WHAT IS ASKED:
Extract all data as written.
## Begin DATA
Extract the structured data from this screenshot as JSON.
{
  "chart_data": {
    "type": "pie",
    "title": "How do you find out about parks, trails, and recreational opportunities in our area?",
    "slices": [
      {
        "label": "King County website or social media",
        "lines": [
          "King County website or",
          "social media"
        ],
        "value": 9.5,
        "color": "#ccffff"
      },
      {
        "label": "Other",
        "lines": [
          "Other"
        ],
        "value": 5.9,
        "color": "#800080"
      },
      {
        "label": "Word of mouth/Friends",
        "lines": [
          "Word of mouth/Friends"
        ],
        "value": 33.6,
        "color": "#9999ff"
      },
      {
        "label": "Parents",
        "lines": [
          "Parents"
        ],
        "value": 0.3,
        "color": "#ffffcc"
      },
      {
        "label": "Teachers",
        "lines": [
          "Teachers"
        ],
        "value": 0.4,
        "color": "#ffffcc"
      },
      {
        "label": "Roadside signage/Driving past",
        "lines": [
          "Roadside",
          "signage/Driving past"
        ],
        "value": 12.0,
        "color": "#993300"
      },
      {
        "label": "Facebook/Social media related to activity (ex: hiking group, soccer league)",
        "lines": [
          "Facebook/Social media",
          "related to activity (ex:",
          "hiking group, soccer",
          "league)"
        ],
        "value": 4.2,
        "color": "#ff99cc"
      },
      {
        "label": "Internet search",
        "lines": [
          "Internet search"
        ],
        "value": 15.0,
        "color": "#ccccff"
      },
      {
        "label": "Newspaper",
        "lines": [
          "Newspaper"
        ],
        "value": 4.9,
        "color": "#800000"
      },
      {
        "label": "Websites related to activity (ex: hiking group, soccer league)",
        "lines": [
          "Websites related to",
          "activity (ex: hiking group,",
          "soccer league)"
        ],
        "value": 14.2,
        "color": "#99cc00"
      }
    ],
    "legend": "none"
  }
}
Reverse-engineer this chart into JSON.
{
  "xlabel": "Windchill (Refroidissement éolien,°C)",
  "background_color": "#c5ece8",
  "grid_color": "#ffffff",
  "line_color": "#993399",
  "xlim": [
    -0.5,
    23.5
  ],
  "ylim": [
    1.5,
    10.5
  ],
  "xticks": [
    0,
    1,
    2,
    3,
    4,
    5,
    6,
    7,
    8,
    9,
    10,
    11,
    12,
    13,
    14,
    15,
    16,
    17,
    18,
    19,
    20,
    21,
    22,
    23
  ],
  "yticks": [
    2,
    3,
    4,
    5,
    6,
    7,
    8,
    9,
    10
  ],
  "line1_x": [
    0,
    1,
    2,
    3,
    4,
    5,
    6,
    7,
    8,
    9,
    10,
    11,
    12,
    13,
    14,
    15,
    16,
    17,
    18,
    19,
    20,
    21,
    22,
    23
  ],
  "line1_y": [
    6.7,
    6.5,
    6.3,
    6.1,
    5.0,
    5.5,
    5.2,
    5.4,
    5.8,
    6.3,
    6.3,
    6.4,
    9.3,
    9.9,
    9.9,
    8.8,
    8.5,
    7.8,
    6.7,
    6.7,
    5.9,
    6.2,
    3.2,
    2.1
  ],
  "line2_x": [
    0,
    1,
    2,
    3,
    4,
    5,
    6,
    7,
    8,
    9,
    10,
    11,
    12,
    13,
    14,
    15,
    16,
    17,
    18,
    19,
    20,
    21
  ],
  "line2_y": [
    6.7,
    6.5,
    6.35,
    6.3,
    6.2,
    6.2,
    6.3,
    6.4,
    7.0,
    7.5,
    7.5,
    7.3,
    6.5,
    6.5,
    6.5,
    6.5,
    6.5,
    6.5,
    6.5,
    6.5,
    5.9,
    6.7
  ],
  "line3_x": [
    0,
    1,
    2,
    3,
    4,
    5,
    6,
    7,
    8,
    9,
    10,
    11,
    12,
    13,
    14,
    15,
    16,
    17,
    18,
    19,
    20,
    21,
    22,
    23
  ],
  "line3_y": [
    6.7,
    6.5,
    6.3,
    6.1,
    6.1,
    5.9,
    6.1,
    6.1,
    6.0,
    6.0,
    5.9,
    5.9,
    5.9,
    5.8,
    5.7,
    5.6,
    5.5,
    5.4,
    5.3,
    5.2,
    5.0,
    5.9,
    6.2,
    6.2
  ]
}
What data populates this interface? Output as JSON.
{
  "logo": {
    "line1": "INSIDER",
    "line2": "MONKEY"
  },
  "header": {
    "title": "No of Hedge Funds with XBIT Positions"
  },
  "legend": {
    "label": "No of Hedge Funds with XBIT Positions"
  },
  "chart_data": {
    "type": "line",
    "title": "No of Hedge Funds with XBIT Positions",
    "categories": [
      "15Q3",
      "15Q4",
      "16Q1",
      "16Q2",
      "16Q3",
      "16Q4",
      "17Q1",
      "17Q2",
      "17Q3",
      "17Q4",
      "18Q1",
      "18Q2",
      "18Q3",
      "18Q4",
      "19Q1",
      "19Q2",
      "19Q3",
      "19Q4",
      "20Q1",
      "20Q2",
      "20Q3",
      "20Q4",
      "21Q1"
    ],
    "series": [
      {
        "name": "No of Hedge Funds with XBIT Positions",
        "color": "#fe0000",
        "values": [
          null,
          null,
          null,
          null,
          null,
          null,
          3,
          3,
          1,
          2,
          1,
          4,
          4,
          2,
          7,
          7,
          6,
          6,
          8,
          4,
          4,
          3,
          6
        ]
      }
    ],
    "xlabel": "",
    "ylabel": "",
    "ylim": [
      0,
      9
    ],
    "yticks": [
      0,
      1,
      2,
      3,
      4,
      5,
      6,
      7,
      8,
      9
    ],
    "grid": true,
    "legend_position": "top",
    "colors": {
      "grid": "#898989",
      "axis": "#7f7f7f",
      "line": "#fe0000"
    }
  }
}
## End DATA
FINAL RESULT:
Extract the structured data from this screenshot as JSON.
{
  "chart_data": {
    "type": "pie",
    "title": "How do you find out about parks, trails, and recreational opportunities in our area?",
    "slices": [
      {
        "label": "King County website or social media",
        "lines": [
          "King County website or",
          "social media"
        ],
        "value": 9.5,
        "color": "#ccffff"
      },
      {
        "label": "Other",
        "lines": [
          "Other"
        ],
        "value": 5.9,
        "color": "#800080"
      },
      {
        "label": "Word of mouth/Friends",
        "lines": [
          "Word of mouth/Friends"
        ],
        "value": 33.6,
        "color": "#9999ff"
      },
      {
        "label": "Parents",
        "lines": [
          "Parents"
        ],
        "value": 0.3,
        "color": "#ffffcc"
      },
      {
        "label": "Teachers",
        "lines": [
          "Teachers"
        ],
        "value": 0.4,
        "color": "#ffffcc"
      },
      {
        "label": "Roadside signage/Driving past",
        "lines": [
          "Roadside",
          "signage/Driving past"
        ],
        "value": 12.0,
        "color": "#993300"
      },
      {
        "label": "Facebook/Social media related to activity (ex: hiking group, soccer league)",
        "lines": [
          "Facebook/Social media",
          "related to activity (ex:",
          "hiking group, soccer",
          "league)"
        ],
        "value": 4.2,
        "color": "#ff99cc"
      },
      {
        "label": "Internet search",
        "lines": [
          "Internet search"
        ],
        "value": 15.0,
        "color": "#ccccff"
      },
      {
        "label": "Newspaper",
        "lines": [
          "Newspaper"
        ],
        "value": 4.9,
        "color": "#800000"
      },
      {
        "label": "Websites related to activity (ex: hiking group, soccer league)",
        "lines": [
          "Websites related to",
          "activity (ex: hiking group,",
          "soccer league)"
        ],
        "value": 14.2,
        "color": "#99cc00"
      }
    ],
    "legend": "none"
  }
}
Reverse-engineer this chart into JSON.
{
  "xlabel": "Windchill (Refroidissement éolien,°C)",
  "background_color": "#c5ece8",
  "grid_color": "#ffffff",
  "line_color": "#993399",
  "xlim": [
    -0.5,
    23.5
  ],
  "ylim": [
    1.5,
    10.5
  ],
  "xticks": [
    0,
    1,
    2,
    3,
    4,
    5,
    6,
    7,
    8,
    9,
    10,
    11,
    12,
    13,
    14,
    15,
    16,
    17,
    18,
    19,
    20,
    21,
    22,
    23
  ],
  "yticks": [
    2,
    3,
    4,
    5,
    6,
    7,
    8,
    9,
    10
  ],
  "line1_x": [
    0,
    1,
    2,
    3,
    4,
    5,
    6,
    7,
    8,
    9,
    10,
    11,
    12,
    13,
    14,
    15,
    16,
    17,
    18,
    19,
    20,
    21,
    22,
    23
  ],
  "line1_y": [
    6.7,
    6.5,
    6.3,
    6.1,
    5.0,
    5.5,
    5.2,
    5.4,
    5.8,
    6.3,
    6.3,
    6.4,
    9.3,
    9.9,
    9.9,
    8.8,
    8.5,
    7.8,
    6.7,
    6.7,
    5.9,
    6.2,
    3.2,
    2.1
  ],
  "line2_x": [
    0,
    1,
    2,
    3,
    4,
    5,
    6,
    7,
    8,
    9,
    10,
    11,
    12,
    13,
    14,
    15,
    16,
    17,
    18,
    19,
    20,
    21
  ],
  "line2_y": [
    6.7,
    6.5,
    6.35,
    6.3,
    6.2,
    6.2,
    6.3,
    6.4,
    7.0,
    7.5,
    7.5,
    7.3,
    6.5,
    6.5,
    6.5,
    6.5,
    6.5,
    6.5,
    6.5,
    6.5,
    5.9,
    6.7
  ],
  "line3_x": [
    0,
    1,
    2,
    3,
    4,
    5,
    6,
    7,
    8,
    9,
    10,
    11,
    12,
    13,
    14,
    15,
    16,
    17,
    18,
    19,
    20,
    21,
    22,
    23
  ],
  "line3_y": [
    6.7,
    6.5,
    6.3,
    6.1,
    6.1,
    5.9,
    6.1,
    6.1,
    6.0,
    6.0,
    5.9,
    5.9,
    5.9,
    5.8,
    5.7,
    5.6,
    5.5,
    5.4,
    5.3,
    5.2,
    5.0,
    5.9,
    6.2,
    6.2
  ]
}
What data populates this interface? Output as JSON.
{
  "logo": {
    "line1": "INSIDER",
    "line2": "MONKEY"
  },
  "header": {
    "title": "No of Hedge Funds with XBIT Positions"
  },
  "legend": {
    "label": "No of Hedge Funds with XBIT Positions"
  },
  "chart_data": {
    "type": "line",
    "title": "No of Hedge Funds with XBIT Positions",
    "categories": [
      "15Q3",
      "15Q4",
      "16Q1",
      "16Q2",
      "16Q3",
      "16Q4",
      "17Q1",
      "17Q2",
      "17Q3",
      "17Q4",
      "18Q1",
      "18Q2",
      "18Q3",
      "18Q4",
      "19Q1",
      "19Q2",
      "19Q3",
      "19Q4",
      "20Q1",
      "20Q2",
      "20Q3",
      "20Q4",
      "21Q1"
    ],
    "series": [
      {
        "name": "No of Hedge Funds with XBIT Positions",
        "color": "#fe0000",
        "values": [
          null,
          null,
          null,
          null,
          null,
          null,
          3,
          3,
          1,
          2,
          1,
          4,
          4,
          2,
          7,
          7,
          6,
          6,
          8,
          4,
          4,
          3,
          6
        ]
      }
    ],
    "xlabel": "",
    "ylabel": "",
    "ylim": [
      0,
      9
    ],
    "yticks": [
      0,
      1,
      2,
      3,
      4,
      5,
      6,
      7,
      8,
      9
    ],
    "grid": true,
    "legend_position": "top",
    "colors": {
      "grid": "#898989",
      "axis": "#7f7f7f",
      "line": "#fe0000"
    }
  }
}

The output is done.